--- Start ---

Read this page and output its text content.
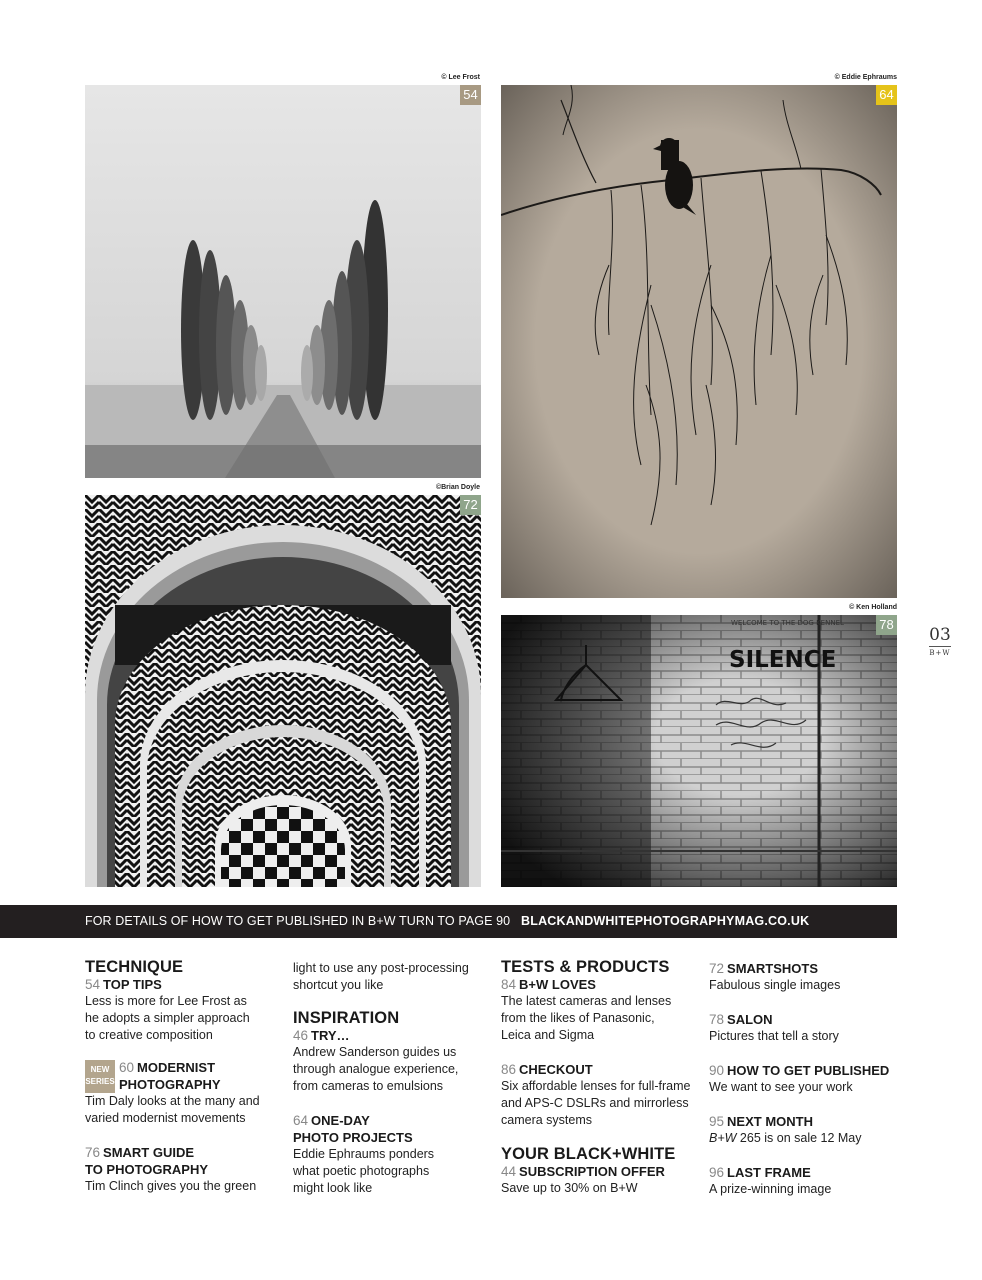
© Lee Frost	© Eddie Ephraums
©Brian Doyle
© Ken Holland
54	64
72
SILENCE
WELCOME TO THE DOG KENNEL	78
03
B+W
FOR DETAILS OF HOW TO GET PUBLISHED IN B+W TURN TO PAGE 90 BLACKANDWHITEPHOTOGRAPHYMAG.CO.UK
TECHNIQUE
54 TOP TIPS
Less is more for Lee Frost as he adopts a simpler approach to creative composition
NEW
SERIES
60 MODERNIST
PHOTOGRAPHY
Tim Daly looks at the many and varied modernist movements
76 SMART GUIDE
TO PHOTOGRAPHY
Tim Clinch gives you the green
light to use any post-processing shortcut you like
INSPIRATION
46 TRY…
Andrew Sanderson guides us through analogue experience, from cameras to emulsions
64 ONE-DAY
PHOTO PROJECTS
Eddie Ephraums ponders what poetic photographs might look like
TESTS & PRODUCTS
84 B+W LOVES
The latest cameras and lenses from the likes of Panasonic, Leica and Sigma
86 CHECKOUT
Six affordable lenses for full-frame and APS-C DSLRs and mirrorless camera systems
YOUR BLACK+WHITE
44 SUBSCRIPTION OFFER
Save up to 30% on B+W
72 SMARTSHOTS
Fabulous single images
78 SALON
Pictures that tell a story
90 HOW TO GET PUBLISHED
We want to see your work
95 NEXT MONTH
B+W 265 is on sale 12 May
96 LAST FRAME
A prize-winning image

--- End ---

Instructions to follow => Search the lines above for the string "lenses", then show every one that has it.

Correct result =>
The latest cameras and lenses from the likes of Panasonic, Leica and Sigma
Six affordable lenses for full-frame and APS-C DSLRs and mirrorless camera systems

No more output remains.